**REQUIREMENTS**
Exactly repeat the material, dropping only the pictures.

--- DATA FOR THIS TASK ---

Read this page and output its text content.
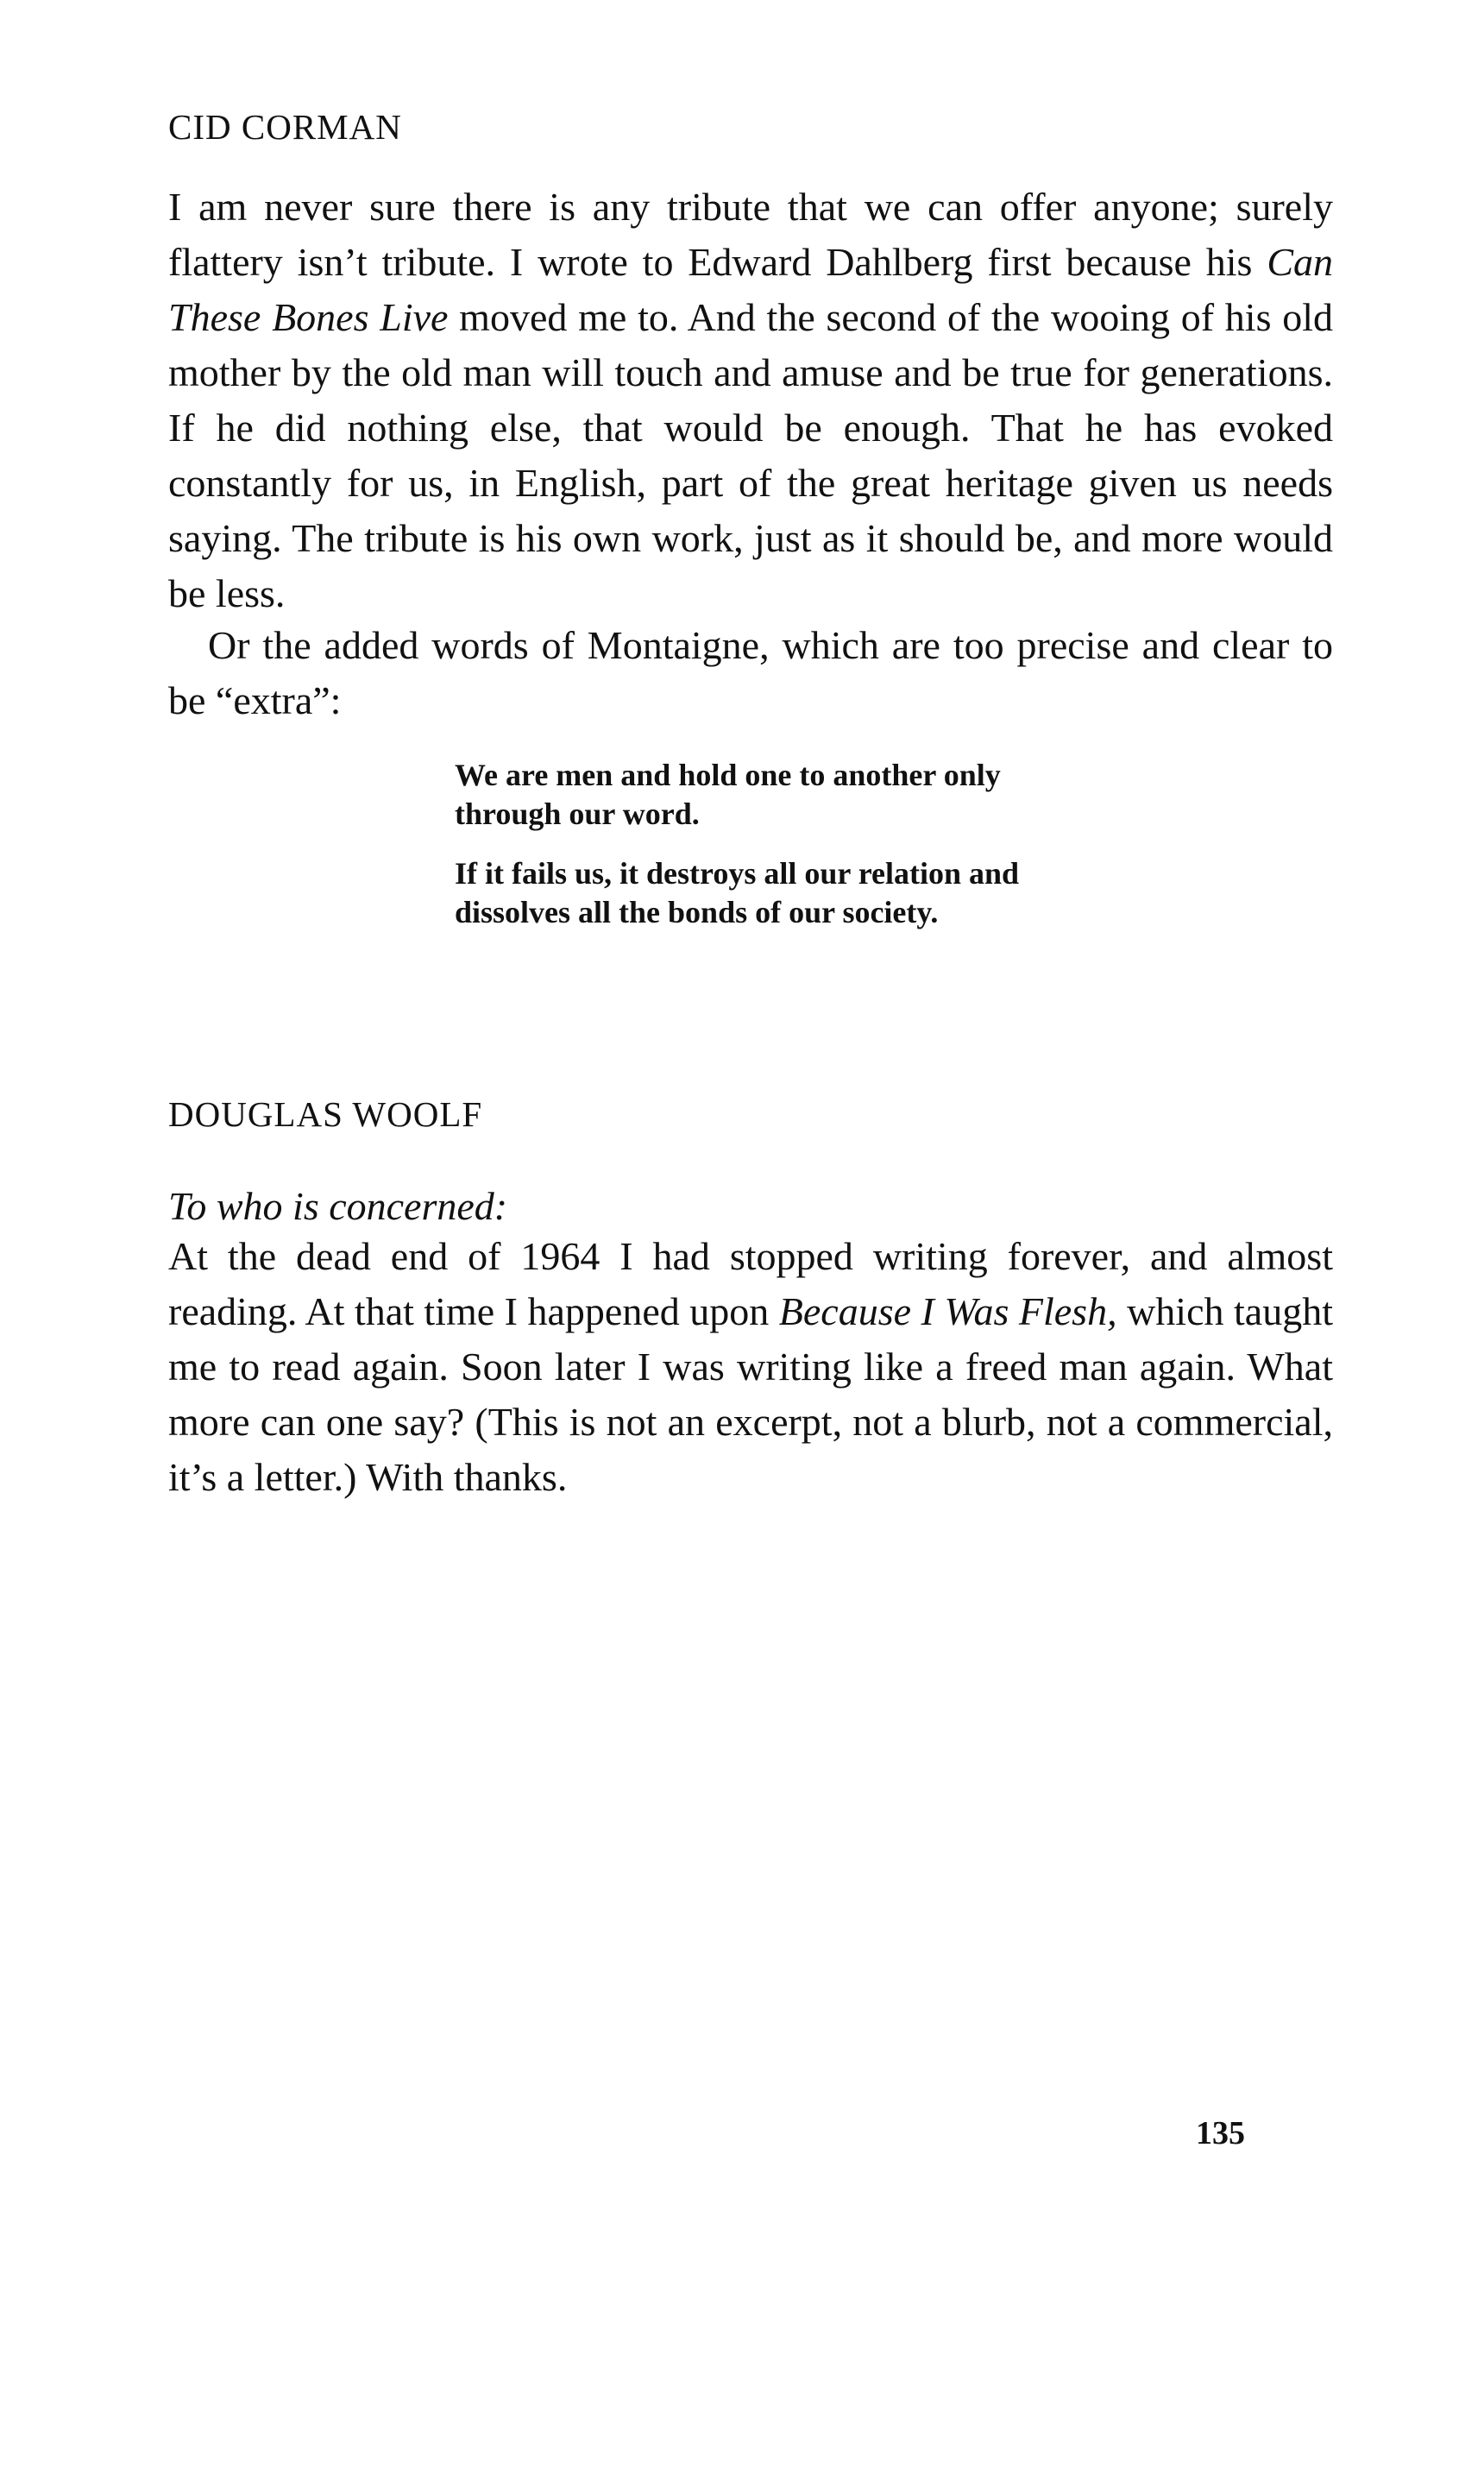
CID CORMAN

I am never sure there is any tribute that we can offer anyone; surely flattery isn’t tribute. I wrote to Edward Dahlberg first because his Can These Bones Live moved me to. And the second of the wooing of his old mother by the old man will touch and amuse and be true for generations. If he did nothing else, that would be enough. That he has evoked constantly for us, in English, part of the great heritage given us needs saying. The tribute is his own work, just as it should be, and more would be less.

Or the added words of Montaigne, which are too precise and clear to be “extra”:

We are men and hold one to another only through our word.

If it fails us, it destroys all our relation and dissolves all the bonds of our society.

DOUGLAS WOOLF

To who is concerned:

At the dead end of 1964 I had stopped writing forever, and almost reading. At that time I happened upon Because I Was Flesh, which taught me to read again. Soon later I was writing like a freed man again. What more can one say? (This is not an excerpt, not a blurb, not a commercial, it’s a letter.) With thanks.

135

---

**ANSWER TO THE TASK**
Read this page and output its text content.
CID CORMAN

I am never sure there is any tribute that we can offer anyone; surely flattery isn’t tribute. I wrote to Edward Dahlberg first because his Can These Bones Live moved me to. And the second of the wooing of his old mother by the old man will touch and amuse and be true for generations. If he did nothing else, that would be enough. That he has evoked constantly for us, in English, part of the great heritage given us needs saying. The tribute is his own work, just as it should be, and more would be less.

Or the added words of Montaigne, which are too precise and clear to be “extra”:

We are men and hold one to another only through our word.

If it fails us, it destroys all our relation and dissolves all the bonds of our society.

DOUGLAS WOOLF

To who is concerned:

At the dead end of 1964 I had stopped writing forever, and almost reading. At that time I happened upon Because I Was Flesh, which taught me to read again. Soon later I was writing like a freed man again. What more can one say? (This is not an excerpt, not a blurb, not a commercial, it’s a letter.) With thanks.

135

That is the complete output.